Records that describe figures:
######
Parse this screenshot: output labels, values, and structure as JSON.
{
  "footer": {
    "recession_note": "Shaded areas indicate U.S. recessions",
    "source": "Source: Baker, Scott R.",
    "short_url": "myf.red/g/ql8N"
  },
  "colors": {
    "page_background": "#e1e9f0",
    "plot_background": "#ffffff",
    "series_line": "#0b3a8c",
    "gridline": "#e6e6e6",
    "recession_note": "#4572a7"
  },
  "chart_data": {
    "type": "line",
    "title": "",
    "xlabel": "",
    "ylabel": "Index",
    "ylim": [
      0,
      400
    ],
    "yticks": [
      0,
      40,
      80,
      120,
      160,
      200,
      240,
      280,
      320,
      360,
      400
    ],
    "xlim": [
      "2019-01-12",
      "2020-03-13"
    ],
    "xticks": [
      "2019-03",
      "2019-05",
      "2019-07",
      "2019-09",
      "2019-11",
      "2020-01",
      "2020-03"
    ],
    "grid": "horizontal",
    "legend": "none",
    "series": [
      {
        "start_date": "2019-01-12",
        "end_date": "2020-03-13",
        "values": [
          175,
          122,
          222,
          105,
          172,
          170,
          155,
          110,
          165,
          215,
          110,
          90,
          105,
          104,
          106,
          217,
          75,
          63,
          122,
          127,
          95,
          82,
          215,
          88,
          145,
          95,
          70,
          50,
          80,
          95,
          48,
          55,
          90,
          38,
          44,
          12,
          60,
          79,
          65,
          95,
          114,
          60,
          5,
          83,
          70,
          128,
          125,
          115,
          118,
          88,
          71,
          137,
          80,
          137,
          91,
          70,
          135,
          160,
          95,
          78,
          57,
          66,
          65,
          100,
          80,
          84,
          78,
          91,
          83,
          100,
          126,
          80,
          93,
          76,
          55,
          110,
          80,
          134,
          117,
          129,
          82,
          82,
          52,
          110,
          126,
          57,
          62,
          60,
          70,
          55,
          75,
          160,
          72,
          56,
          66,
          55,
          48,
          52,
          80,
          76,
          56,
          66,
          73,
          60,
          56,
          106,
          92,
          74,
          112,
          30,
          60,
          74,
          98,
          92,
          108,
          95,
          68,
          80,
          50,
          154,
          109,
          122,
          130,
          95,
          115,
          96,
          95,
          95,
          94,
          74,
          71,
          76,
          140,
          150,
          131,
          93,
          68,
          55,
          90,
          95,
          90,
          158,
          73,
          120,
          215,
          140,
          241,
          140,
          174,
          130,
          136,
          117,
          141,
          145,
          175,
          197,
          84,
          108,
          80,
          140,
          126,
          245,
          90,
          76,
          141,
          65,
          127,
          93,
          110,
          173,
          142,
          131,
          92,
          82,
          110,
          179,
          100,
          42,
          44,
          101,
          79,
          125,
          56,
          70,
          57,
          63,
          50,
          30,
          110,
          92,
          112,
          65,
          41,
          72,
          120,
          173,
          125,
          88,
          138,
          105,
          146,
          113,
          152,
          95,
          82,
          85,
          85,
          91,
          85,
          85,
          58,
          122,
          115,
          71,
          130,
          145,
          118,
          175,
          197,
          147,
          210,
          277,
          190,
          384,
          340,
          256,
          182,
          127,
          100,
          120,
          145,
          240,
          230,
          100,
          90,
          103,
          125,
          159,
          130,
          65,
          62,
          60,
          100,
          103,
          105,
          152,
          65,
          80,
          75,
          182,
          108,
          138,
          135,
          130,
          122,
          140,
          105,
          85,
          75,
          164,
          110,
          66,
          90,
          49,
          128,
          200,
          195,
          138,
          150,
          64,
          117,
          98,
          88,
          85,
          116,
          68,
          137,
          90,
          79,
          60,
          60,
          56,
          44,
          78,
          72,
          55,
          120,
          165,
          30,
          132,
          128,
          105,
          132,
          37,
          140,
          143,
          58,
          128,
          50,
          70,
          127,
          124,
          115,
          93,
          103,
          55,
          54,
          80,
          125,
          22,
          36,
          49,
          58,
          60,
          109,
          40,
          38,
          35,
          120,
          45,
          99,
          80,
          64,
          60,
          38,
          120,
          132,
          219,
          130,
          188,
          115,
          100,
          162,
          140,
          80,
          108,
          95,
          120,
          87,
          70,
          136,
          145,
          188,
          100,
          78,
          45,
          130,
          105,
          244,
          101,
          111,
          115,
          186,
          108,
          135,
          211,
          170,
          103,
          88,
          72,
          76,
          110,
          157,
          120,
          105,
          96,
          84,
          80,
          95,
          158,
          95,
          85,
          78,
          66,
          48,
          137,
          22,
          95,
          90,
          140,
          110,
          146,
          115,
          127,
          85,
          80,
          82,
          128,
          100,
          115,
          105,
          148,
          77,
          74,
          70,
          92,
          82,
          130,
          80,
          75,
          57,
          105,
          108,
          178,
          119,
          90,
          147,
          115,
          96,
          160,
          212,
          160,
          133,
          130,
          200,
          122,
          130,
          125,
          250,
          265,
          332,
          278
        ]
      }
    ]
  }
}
######
### Work instructions
Copy out each record from above, exactly.

### Solution for this exercise
Parse this screenshot: output labels, values, and structure as JSON.
{
  "footer": {
    "recession_note": "Shaded areas indicate U.S. recessions",
    "source": "Source: Baker, Scott R.",
    "short_url": "myf.red/g/ql8N"
  },
  "colors": {
    "page_background": "#e1e9f0",
    "plot_background": "#ffffff",
    "series_line": "#0b3a8c",
    "gridline": "#e6e6e6",
    "recession_note": "#4572a7"
  },
  "chart_data": {
    "type": "line",
    "title": "",
    "xlabel": "",
    "ylabel": "Index",
    "ylim": [
      0,
      400
    ],
    "yticks": [
      0,
      40,
      80,
      120,
      160,
      200,
      240,
      280,
      320,
      360,
      400
    ],
    "xlim": [
      "2019-01-12",
      "2020-03-13"
    ],
    "xticks": [
      "2019-03",
      "2019-05",
      "2019-07",
      "2019-09",
      "2019-11",
      "2020-01",
      "2020-03"
    ],
    "grid": "horizontal",
    "legend": "none",
    "series": [
      {
        "start_date": "2019-01-12",
        "end_date": "2020-03-13",
        "values": [
          175,
          122,
          222,
          105,
          172,
          170,
          155,
          110,
          165,
          215,
          110,
          90,
          105,
          104,
          106,
          217,
          75,
          63,
          122,
          127,
          95,
          82,
          215,
          88,
          145,
          95,
          70,
          50,
          80,
          95,
          48,
          55,
          90,
          38,
          44,
          12,
          60,
          79,
          65,
          95,
          114,
          60,
          5,
          83,
          70,
          128,
          125,
          115,
          118,
          88,
          71,
          137,
          80,
          137,
          91,
          70,
          135,
          160,
          95,
          78,
          57,
          66,
          65,
          100,
          80,
          84,
          78,
          91,
          83,
          100,
          126,
          80,
          93,
          76,
          55,
          110,
          80,
          134,
          117,
          129,
          82,
          82,
          52,
          110,
          126,
          57,
          62,
          60,
          70,
          55,
          75,
          160,
          72,
          56,
          66,
          55,
          48,
          52,
          80,
          76,
          56,
          66,
          73,
          60,
          56,
          106,
          92,
          74,
          112,
          30,
          60,
          74,
          98,
          92,
          108,
          95,
          68,
          80,
          50,
          154,
          109,
          122,
          130,
          95,
          115,
          96,
          95,
          95,
          94,
          74,
          71,
          76,
          140,
          150,
          131,
          93,
          68,
          55,
          90,
          95,
          90,
          158,
          73,
          120,
          215,
          140,
          241,
          140,
          174,
          130,
          136,
          117,
          141,
          145,
          175,
          197,
          84,
          108,
          80,
          140,
          126,
          245,
          90,
          76,
          141,
          65,
          127,
          93,
          110,
          173,
          142,
          131,
          92,
          82,
          110,
          179,
          100,
          42,
          44,
          101,
          79,
          125,
          56,
          70,
          57,
          63,
          50,
          30,
          110,
          92,
          112,
          65,
          41,
          72,
          120,
          173,
          125,
          88,
          138,
          105,
          146,
          113,
          152,
          95,
          82,
          85,
          85,
          91,
          85,
          85,
          58,
          122,
          115,
          71,
          130,
          145,
          118,
          175,
          197,
          147,
          210,
          277,
          190,
          384,
          340,
          256,
          182,
          127,
          100,
          120,
          145,
          240,
          230,
          100,
          90,
          103,
          125,
          159,
          130,
          65,
          62,
          60,
          100,
          103,
          105,
          152,
          65,
          80,
          75,
          182,
          108,
          138,
          135,
          130,
          122,
          140,
          105,
          85,
          75,
          164,
          110,
          66,
          90,
          49,
          128,
          200,
          195,
          138,
          150,
          64,
          117,
          98,
          88,
          85,
          116,
          68,
          137,
          90,
          79,
          60,
          60,
          56,
          44,
          78,
          72,
          55,
          120,
          165,
          30,
          132,
          128,
          105,
          132,
          37,
          140,
          143,
          58,
          128,
          50,
          70,
          127,
          124,
          115,
          93,
          103,
          55,
          54,
          80,
          125,
          22,
          36,
          49,
          58,
          60,
          109,
          40,
          38,
          35,
          120,
          45,
          99,
          80,
          64,
          60,
          38,
          120,
          132,
          219,
          130,
          188,
          115,
          100,
          162,
          140,
          80,
          108,
          95,
          120,
          87,
          70,
          136,
          145,
          188,
          100,
          78,
          45,
          130,
          105,
          244,
          101,
          111,
          115,
          186,
          108,
          135,
          211,
          170,
          103,
          88,
          72,
          76,
          110,
          157,
          120,
          105,
          96,
          84,
          80,
          95,
          158,
          95,
          85,
          78,
          66,
          48,
          137,
          22,
          95,
          90,
          140,
          110,
          146,
          115,
          127,
          85,
          80,
          82,
          128,
          100,
          115,
          105,
          148,
          77,
          74,
          70,
          92,
          82,
          130,
          80,
          75,
          57,
          105,
          108,
          178,
          119,
          90,
          147,
          115,
          96,
          160,
          212,
          160,
          133,
          130,
          200,
          122,
          130,
          125,
          250,
          265,
          332,
          278
        ]
      }
    ]
  }
}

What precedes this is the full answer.